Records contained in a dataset
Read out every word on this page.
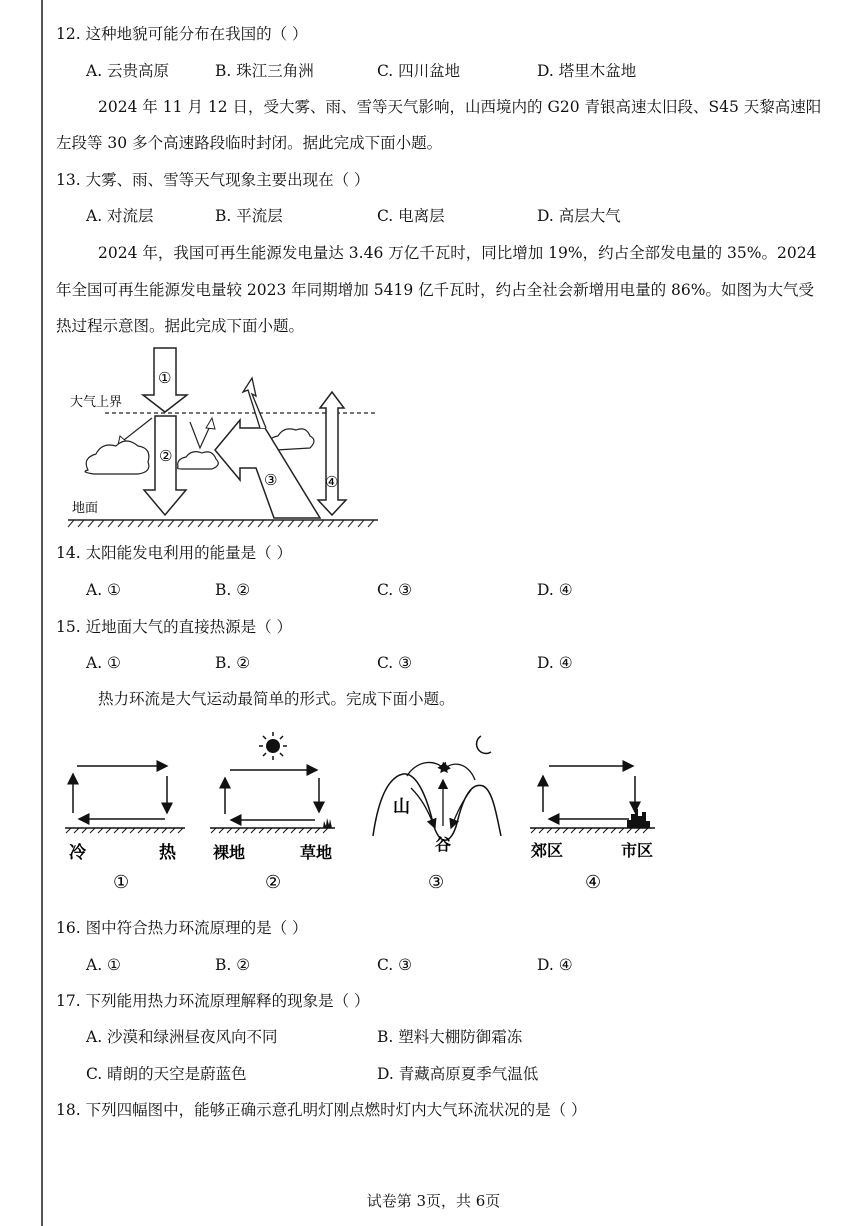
12. 这种地貌可能分布在我国的（ ）
A. 云贵高原	B. 珠江三角洲	C. 四川盆地	D. 塔里木盆地
2024 年 11 月 12 日，受大雾、雨、雪等天气影响，山西境内的 G20 青银高速太旧段、S45 天黎高速阳
左段等 30 多个高速路段临时封闭。据此完成下面小题。
13. 大雾、雨、雪等天气现象主要出现在（ ）
A. 对流层	B. 平流层	C. 电离层	D. 高层大气
2024 年，我国可再生能源发电量达 3.46 万亿千瓦时，同比增加 19%，约占全部发电量的 35%。2024
年全国可再生能源发电量较 2023 年同期增加 5419 亿千瓦时，约占全社会新增用电量的 86%。如图为大气受
热过程示意图。据此完成下面小题。
大气上界
地面
①
②
③	④
14. 太阳能发电利用的能量是（ ）
A. ①	B. ②	C. ③	D. ④
15. 近地面大气的直接热源是（ ）
A. ①	B. ②	C. ③	D. ④
热力环流是大气运动最简单的形式。完成下面小题。
冷	热
①
裸地	草地
②
山
谷
③
郊区	市区
④
16. 图中符合热力环流原理的是（ ）
A. ①	B. ②	C. ③	D. ④
17. 下列能用热力环流原理解释的现象是（ ）
A. 沙漠和绿洲昼夜风向不同	B. 塑料大棚防御霜冻
C. 晴朗的天空是蔚蓝色	D. 青藏高原夏季气温低
18. 下列四幅图中，能够正确示意孔明灯刚点燃时灯内大气环流状况的是（ ）
试卷第 3页，共 6页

▶ **Task statement**:
Can you retype every record above exactly, leaving out the pictures?

▶ **Task answer**:
Read out every word on this page.
12. 这种地貌可能分布在我国的（ ）
A. 云贵高原	B. 珠江三角洲	C. 四川盆地	D. 塔里木盆地
2024 年 11 月 12 日，受大雾、雨、雪等天气影响，山西境内的 G20 青银高速太旧段、S45 天黎高速阳
左段等 30 多个高速路段临时封闭。据此完成下面小题。
13. 大雾、雨、雪等天气现象主要出现在（ ）
A. 对流层	B. 平流层	C. 电离层	D. 高层大气
2024 年，我国可再生能源发电量达 3.46 万亿千瓦时，同比增加 19%，约占全部发电量的 35%。2024
年全国可再生能源发电量较 2023 年同期增加 5419 亿千瓦时，约占全社会新增用电量的 86%。如图为大气受
热过程示意图。据此完成下面小题。
大气上界
地面
①
②
③	④
14. 太阳能发电利用的能量是（ ）
A. ①	B. ②	C. ③	D. ④
15. 近地面大气的直接热源是（ ）
A. ①	B. ②	C. ③	D. ④
热力环流是大气运动最简单的形式。完成下面小题。
冷	热
①
裸地	草地
②
山
谷
③
郊区	市区
④
16. 图中符合热力环流原理的是（ ）
A. ①	B. ②	C. ③	D. ④
17. 下列能用热力环流原理解释的现象是（ ）
A. 沙漠和绿洲昼夜风向不同	B. 塑料大棚防御霜冻
C. 晴朗的天空是蔚蓝色	D. 青藏高原夏季气温低
18. 下列四幅图中，能够正确示意孔明灯刚点燃时灯内大气环流状况的是（ ）
试卷第 3页，共 6页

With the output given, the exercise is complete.